(Layout annotation records)

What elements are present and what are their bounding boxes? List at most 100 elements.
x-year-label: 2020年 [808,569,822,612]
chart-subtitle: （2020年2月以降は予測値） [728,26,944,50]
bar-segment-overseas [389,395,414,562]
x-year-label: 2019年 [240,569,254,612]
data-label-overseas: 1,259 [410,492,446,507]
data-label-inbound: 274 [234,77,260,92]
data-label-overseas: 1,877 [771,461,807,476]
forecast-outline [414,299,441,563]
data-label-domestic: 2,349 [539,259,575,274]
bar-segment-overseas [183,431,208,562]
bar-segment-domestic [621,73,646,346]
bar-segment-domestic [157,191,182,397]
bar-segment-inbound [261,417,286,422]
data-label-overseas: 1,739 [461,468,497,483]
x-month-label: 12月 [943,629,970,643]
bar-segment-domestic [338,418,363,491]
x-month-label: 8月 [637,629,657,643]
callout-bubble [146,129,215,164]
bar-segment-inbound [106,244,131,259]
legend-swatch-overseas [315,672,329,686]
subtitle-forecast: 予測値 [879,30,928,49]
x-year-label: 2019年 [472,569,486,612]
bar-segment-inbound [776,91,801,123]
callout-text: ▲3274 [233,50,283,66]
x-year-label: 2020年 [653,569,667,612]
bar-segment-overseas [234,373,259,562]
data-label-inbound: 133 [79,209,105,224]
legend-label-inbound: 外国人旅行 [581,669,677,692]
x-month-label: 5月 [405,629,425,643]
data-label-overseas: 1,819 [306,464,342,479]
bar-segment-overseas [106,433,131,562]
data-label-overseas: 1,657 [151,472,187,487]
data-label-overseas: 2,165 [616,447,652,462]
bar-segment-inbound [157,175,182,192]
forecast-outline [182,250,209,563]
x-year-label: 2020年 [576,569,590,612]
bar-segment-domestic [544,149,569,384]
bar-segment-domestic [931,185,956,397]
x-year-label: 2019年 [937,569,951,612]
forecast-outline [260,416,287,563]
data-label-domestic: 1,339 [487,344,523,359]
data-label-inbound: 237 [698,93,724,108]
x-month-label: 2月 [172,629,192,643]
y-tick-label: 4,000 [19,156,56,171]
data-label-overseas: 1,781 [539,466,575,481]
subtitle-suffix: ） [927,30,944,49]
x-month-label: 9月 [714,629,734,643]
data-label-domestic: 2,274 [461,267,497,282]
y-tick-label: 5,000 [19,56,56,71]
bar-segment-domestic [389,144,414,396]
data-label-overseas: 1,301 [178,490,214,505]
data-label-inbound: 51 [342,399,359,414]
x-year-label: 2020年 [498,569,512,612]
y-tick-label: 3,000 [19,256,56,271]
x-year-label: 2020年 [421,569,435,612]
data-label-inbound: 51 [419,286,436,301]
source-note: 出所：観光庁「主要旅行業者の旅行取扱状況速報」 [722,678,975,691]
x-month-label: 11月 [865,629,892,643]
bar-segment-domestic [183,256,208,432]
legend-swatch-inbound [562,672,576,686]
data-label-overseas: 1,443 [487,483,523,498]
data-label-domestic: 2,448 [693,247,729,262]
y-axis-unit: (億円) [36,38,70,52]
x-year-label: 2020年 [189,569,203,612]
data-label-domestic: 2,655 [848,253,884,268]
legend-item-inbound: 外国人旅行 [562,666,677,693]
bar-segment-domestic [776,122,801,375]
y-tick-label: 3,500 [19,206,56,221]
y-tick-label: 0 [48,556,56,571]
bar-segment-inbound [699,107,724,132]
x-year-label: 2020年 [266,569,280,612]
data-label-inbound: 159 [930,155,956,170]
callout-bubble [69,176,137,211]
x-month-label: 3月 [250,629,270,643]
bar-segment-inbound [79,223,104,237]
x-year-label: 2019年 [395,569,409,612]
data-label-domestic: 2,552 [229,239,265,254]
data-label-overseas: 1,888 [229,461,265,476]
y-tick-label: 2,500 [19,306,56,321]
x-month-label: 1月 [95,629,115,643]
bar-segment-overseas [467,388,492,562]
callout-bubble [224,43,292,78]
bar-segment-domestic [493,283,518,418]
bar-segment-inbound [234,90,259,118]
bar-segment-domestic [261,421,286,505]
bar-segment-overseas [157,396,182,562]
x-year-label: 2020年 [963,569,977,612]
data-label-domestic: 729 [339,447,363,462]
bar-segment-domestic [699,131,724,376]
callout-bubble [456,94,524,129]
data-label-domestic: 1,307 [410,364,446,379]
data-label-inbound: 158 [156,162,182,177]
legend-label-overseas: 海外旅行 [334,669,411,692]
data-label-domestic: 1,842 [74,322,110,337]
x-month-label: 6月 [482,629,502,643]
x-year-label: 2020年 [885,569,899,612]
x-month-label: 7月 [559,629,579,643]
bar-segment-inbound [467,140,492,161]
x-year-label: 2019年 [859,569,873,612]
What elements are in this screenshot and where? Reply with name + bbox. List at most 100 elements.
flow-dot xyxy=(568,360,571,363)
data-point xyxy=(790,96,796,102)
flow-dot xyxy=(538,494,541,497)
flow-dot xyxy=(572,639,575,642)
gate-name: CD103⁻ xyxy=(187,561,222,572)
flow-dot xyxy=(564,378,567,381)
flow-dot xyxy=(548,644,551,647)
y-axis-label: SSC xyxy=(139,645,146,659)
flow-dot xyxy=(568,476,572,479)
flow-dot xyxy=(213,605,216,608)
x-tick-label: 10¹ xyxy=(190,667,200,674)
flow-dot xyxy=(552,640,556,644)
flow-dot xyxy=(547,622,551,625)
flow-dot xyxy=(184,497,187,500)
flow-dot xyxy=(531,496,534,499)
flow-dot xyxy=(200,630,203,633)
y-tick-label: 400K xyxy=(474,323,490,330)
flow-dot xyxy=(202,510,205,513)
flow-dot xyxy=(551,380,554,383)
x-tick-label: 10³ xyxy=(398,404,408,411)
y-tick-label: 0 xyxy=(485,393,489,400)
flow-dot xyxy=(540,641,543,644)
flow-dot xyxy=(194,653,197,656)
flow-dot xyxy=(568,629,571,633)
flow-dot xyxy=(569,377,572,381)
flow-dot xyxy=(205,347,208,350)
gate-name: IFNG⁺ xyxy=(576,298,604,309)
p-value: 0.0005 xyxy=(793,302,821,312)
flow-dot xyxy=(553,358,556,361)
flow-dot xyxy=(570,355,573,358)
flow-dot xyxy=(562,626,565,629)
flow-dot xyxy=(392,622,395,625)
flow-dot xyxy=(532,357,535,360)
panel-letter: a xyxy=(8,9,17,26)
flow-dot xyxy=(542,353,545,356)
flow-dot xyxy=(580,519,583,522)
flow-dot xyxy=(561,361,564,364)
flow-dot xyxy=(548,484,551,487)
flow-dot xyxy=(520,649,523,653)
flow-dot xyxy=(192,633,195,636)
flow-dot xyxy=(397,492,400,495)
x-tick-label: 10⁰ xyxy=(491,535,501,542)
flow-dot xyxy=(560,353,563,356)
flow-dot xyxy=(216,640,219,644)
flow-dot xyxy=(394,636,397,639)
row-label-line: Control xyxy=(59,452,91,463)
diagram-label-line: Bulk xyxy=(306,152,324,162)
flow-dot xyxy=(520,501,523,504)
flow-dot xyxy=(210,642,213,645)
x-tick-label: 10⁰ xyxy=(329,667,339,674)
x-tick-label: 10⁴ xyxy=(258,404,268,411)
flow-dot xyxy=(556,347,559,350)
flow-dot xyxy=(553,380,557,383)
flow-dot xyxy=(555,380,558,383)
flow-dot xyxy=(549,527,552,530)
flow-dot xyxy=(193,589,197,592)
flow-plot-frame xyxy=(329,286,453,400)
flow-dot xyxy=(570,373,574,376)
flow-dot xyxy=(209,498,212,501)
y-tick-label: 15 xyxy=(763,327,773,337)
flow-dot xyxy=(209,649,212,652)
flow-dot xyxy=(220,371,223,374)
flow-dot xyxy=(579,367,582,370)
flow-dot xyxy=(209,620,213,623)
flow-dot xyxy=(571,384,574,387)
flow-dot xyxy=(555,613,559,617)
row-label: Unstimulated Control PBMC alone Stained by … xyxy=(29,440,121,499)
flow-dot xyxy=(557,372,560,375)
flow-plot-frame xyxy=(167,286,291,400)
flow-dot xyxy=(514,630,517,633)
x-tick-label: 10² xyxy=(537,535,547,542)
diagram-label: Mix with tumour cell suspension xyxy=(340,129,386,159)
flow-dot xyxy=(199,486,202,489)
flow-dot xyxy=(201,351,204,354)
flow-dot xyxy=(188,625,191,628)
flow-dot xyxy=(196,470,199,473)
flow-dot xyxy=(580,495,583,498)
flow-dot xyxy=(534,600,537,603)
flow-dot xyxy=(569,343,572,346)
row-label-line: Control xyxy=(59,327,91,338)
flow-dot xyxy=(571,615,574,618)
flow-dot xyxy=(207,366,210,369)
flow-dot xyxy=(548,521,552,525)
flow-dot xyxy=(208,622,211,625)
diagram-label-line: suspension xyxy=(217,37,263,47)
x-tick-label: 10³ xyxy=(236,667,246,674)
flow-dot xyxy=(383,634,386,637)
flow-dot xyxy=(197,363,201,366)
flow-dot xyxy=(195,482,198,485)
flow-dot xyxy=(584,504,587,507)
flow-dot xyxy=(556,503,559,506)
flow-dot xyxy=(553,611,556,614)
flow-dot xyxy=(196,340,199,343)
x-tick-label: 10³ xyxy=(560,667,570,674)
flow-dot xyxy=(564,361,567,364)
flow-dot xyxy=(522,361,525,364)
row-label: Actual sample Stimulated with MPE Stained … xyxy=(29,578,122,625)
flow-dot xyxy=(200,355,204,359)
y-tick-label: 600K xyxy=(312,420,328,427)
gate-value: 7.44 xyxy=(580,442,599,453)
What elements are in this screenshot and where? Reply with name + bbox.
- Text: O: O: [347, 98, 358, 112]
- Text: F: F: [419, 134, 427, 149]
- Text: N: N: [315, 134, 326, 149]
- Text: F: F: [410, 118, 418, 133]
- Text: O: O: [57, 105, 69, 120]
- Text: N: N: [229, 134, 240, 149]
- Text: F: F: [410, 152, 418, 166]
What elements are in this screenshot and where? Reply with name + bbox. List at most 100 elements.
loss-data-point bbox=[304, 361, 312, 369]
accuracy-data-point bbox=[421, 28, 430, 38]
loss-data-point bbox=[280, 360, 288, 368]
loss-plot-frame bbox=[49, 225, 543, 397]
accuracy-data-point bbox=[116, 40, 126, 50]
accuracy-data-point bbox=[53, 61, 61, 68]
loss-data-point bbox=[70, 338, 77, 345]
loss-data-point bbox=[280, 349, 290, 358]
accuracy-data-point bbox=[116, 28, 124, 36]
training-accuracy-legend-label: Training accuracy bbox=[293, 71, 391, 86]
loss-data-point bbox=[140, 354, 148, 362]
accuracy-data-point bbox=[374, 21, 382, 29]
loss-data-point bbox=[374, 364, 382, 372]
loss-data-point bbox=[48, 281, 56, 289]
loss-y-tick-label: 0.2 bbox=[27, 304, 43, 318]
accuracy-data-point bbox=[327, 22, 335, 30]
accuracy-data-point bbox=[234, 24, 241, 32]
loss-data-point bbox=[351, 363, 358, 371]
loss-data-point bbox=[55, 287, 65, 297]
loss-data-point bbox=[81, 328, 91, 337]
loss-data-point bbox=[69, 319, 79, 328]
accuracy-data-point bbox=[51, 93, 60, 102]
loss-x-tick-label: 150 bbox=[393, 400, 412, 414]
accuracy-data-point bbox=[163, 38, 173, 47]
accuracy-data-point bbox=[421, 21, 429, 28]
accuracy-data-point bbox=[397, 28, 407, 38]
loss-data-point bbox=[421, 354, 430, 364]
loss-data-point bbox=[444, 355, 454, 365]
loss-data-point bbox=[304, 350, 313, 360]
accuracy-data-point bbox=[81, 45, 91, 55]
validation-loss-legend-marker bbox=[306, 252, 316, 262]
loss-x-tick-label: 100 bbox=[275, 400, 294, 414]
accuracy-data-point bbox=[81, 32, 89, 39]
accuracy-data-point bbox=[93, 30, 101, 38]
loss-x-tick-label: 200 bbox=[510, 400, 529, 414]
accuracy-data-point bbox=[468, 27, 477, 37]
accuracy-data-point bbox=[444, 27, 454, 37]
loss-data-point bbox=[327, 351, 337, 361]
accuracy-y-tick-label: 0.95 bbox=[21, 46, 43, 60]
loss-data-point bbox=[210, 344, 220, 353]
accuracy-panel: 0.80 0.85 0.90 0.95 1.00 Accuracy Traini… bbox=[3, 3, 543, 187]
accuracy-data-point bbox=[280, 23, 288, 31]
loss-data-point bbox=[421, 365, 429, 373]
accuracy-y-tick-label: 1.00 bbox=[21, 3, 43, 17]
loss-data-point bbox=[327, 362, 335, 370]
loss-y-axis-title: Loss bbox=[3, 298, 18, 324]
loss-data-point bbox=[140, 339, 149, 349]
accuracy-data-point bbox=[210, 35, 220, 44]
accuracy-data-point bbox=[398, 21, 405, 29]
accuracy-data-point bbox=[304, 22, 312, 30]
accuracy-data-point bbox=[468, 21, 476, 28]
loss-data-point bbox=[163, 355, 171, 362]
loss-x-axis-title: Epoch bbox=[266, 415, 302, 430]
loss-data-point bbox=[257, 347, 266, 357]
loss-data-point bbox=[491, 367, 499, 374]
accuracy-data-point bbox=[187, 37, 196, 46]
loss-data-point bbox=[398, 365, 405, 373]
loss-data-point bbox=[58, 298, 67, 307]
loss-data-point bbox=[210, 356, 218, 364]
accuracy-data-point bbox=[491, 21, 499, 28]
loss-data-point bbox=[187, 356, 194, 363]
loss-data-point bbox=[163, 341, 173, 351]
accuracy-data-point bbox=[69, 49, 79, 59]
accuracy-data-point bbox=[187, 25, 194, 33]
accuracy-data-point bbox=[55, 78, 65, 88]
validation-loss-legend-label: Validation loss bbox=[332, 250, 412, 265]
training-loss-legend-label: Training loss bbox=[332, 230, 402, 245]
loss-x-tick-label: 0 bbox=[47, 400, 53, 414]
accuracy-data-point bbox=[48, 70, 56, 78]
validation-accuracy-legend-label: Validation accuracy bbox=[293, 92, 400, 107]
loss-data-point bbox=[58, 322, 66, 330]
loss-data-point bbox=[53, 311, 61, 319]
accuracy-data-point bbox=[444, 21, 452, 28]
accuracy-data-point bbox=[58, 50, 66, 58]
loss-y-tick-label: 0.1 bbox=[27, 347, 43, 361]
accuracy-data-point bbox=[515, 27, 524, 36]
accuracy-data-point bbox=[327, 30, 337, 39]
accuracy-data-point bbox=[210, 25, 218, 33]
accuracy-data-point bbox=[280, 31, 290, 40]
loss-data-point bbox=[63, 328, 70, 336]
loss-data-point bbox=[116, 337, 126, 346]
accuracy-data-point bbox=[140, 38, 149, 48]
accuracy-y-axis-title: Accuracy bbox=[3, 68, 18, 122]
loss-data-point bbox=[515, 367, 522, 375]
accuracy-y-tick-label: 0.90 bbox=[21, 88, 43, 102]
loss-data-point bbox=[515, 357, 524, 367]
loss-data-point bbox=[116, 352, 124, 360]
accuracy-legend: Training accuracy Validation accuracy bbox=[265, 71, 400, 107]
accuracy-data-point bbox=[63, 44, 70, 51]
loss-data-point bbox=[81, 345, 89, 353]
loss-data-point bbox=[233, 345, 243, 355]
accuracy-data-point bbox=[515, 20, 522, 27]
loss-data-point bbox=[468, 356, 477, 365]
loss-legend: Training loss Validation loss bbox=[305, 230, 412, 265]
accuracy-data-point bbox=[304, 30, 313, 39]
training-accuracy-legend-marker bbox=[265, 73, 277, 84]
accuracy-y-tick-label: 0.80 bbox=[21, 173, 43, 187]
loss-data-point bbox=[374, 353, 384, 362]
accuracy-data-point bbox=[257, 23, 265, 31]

-- Problem statement --
Switch "forecast-outline" to "projection-outline" everywhere in the stretch from the start of the material through the line containing "data-label-domestic: 1,339 [487,344,523,359]", and write out those lines again with nothing else changed.

-- The result --
What elements are present and what are their bounding boxes? List at most 100 elements.
x-year-label: 2020年 [808,569,822,612]
chart-subtitle: （2020年2月以降は予測値） [728,26,944,50]
bar-segment-overseas [389,395,414,562]
x-year-label: 2019年 [240,569,254,612]
data-label-overseas: 1,259 [410,492,446,507]
data-label-inbound: 274 [234,77,260,92]
data-label-overseas: 1,877 [771,461,807,476]
projection-outline [414,299,441,563]
data-label-domestic: 2,349 [539,259,575,274]
bar-segment-overseas [183,431,208,562]
bar-segment-domestic [621,73,646,346]
bar-segment-domestic [157,191,182,397]
bar-segment-inbound [261,417,286,422]
data-label-overseas: 1,739 [461,468,497,483]
x-month-label: 12月 [943,629,970,643]
bar-segment-domestic [338,418,363,491]
x-month-label: 8月 [637,629,657,643]
callout-bubble [146,129,215,164]
bar-segment-inbound [106,244,131,259]
legend-swatch-overseas [315,672,329,686]
subtitle-forecast: 予測値 [879,30,928,49]
x-year-label: 2019年 [472,569,486,612]
bar-segment-inbound [776,91,801,123]
callout-text: ▲3274 [233,50,283,66]
x-year-label: 2020年 [653,569,667,612]
bar-segment-overseas [234,373,259,562]
data-label-inbound: 133 [79,209,105,224]
legend-label-inbound: 外国人旅行 [581,669,677,692]
x-month-label: 5月 [405,629,425,643]
data-label-overseas: 1,819 [306,464,342,479]
bar-segment-overseas [106,433,131,562]
data-label-overseas: 1,657 [151,472,187,487]
data-label-overseas: 2,165 [616,447,652,462]
bar-segment-inbound [157,175,182,192]
projection-outline [182,250,209,563]
x-year-label: 2020年 [576,569,590,612]
bar-segment-domestic [544,149,569,384]
bar-segment-domestic [931,185,956,397]
x-year-label: 2019年 [937,569,951,612]
projection-outline [260,416,287,563]
data-label-domestic: 1,339 [487,344,523,359]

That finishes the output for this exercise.